**WHAT IS BEING ASKED**
Below are the records; collect from them each line containing the string "JSON".

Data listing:
------------------------------

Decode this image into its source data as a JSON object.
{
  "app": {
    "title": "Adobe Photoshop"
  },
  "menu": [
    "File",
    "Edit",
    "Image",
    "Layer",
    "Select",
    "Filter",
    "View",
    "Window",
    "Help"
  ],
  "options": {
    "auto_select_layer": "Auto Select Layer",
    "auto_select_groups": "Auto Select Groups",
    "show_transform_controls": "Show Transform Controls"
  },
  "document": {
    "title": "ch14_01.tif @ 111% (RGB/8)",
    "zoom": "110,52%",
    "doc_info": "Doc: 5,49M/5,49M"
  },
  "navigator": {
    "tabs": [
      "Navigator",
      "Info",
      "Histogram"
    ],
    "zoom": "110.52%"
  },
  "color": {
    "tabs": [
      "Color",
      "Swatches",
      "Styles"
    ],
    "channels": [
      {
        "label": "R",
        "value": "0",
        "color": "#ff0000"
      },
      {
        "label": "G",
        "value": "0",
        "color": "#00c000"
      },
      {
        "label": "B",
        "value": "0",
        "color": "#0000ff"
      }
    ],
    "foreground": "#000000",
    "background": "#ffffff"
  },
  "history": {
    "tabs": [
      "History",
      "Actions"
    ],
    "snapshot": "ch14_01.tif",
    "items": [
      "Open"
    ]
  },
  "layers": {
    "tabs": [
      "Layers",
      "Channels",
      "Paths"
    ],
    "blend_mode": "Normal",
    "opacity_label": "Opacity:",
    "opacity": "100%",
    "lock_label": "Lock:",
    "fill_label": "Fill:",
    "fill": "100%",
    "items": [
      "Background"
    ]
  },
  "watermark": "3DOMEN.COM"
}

------------------------------

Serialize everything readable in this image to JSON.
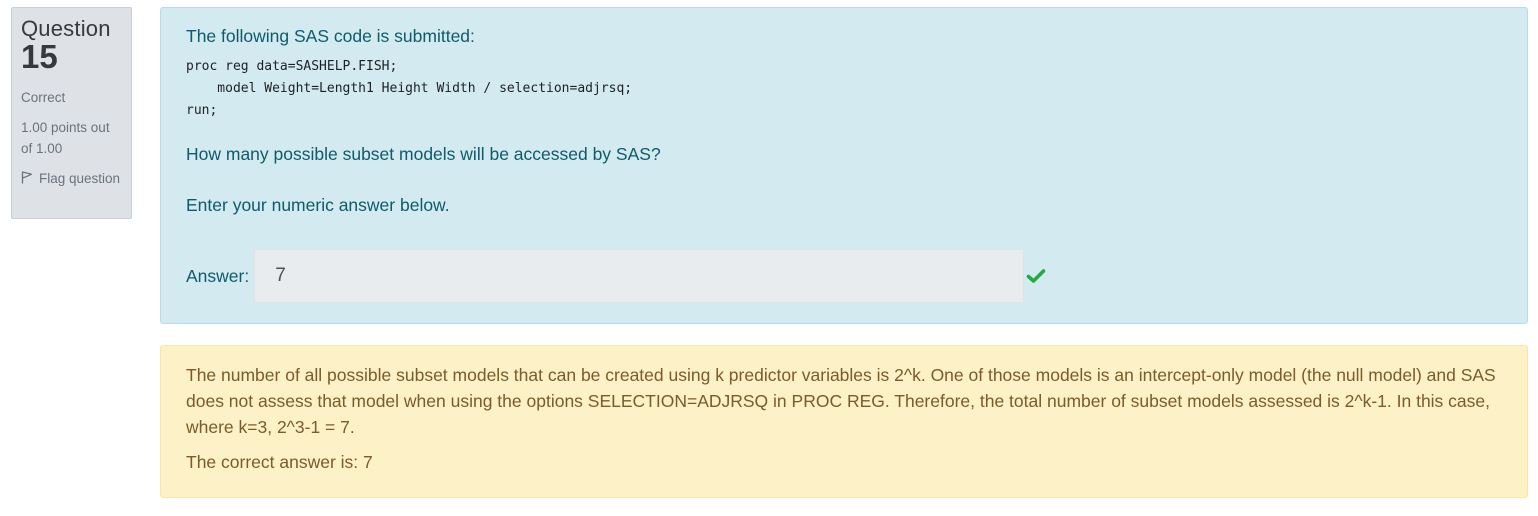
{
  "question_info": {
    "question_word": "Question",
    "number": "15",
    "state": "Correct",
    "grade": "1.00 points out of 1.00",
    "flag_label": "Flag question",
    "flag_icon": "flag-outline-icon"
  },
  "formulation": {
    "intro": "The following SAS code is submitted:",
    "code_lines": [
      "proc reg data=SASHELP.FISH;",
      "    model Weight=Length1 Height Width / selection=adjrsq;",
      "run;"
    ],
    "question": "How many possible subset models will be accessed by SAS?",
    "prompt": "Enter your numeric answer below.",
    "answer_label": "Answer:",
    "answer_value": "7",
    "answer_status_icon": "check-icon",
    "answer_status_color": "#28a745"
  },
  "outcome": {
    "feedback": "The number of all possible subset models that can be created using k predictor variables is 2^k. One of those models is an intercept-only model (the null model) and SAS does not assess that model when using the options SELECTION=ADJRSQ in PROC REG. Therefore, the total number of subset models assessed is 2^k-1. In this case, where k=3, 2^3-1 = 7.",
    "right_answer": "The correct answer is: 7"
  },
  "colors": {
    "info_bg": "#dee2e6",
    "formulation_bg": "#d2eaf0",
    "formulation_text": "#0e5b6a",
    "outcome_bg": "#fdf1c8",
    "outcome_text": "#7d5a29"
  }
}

------------------------------

**ANSWER IN FULL**
Decode this image into its source data as a JSON object.
Serialize everything readable in this image to JSON.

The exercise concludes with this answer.